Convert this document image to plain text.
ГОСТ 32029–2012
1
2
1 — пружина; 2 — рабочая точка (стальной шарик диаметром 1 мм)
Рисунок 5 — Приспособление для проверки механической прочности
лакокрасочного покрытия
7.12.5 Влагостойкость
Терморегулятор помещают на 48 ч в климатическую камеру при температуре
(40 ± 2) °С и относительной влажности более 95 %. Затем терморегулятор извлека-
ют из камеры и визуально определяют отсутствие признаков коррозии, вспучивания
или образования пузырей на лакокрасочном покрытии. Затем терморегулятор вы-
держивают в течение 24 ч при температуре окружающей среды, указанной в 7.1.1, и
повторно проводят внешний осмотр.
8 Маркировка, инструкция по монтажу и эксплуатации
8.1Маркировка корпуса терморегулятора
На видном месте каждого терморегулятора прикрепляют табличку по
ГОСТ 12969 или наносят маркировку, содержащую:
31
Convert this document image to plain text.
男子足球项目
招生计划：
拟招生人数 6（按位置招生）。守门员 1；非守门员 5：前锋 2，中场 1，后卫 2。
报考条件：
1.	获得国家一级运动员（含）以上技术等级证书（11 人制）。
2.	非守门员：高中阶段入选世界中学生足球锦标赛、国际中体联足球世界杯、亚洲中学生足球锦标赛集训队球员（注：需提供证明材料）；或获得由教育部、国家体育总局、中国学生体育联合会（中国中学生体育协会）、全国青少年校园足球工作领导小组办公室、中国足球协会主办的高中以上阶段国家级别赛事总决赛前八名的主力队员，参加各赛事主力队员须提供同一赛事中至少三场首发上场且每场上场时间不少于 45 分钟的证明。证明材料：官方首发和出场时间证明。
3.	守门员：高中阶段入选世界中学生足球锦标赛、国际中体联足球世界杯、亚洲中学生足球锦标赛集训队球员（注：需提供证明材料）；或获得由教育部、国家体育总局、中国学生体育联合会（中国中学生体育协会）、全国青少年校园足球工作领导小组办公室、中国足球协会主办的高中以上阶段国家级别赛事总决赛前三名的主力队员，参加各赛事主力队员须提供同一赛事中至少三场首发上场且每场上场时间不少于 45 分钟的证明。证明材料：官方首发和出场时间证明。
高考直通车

◇ ◇ ◇ ◇ ◇

### GIVEN PROBLEM
Return each entry from the material above exactly as it appears.

### EXERCISE SOLUTION
Convert this document image to plain text.
ГОСТ 32029–2012
1
2
1 — пружина; 2 — рабочая точка (стальной шарик диаметром 1 мм)
Рисунок 5 — Приспособление для проверки механической прочности
лакокрасочного покрытия
7.12.5 Влагостойкость
Терморегулятор помещают на 48 ч в климатическую камеру при температуре
(40 ± 2) °С и относительной влажности более 95 %. Затем терморегулятор извлека-
ют из камеры и визуально определяют отсутствие признаков коррозии, вспучивания
или образования пузырей на лакокрасочном покрытии. Затем терморегулятор вы-
держивают в течение 24 ч при температуре окружающей среды, указанной в 7.1.1, и
повторно проводят внешний осмотр.
8 Маркировка, инструкция по монтажу и эксплуатации
8.1Маркировка корпуса терморегулятора
На видном месте каждого терморегулятора прикрепляют табличку по
ГОСТ 12969 или наносят маркировку, содержащую:
31
Convert this document image to plain text.
男子足球项目
招生计划：
拟招生人数 6（按位置招生）。守门员 1；非守门员 5：前锋 2，中场 1，后卫 2。
报考条件：
1.	获得国家一级运动员（含）以上技术等级证书（11 人制）。
2.	非守门员：高中阶段入选世界中学生足球锦标赛、国际中体联足球世界杯、亚洲中学生足球锦标赛集训队球员（注：需提供证明材料）；或获得由教育部、国家体育总局、中国学生体育联合会（中国中学生体育协会）、全国青少年校园足球工作领导小组办公室、中国足球协会主办的高中以上阶段国家级别赛事总决赛前八名的主力队员，参加各赛事主力队员须提供同一赛事中至少三场首发上场且每场上场时间不少于 45 分钟的证明。证明材料：官方首发和出场时间证明。
3.	守门员：高中阶段入选世界中学生足球锦标赛、国际中体联足球世界杯、亚洲中学生足球锦标赛集训队球员（注：需提供证明材料）；或获得由教育部、国家体育总局、中国学生体育联合会（中国中学生体育协会）、全国青少年校园足球工作领导小组办公室、中国足球协会主办的高中以上阶段国家级别赛事总决赛前三名的主力队员，参加各赛事主力队员须提供同一赛事中至少三场首发上场且每场上场时间不少于 45 分钟的证明。证明材料：官方首发和出场时间证明。
高考直通车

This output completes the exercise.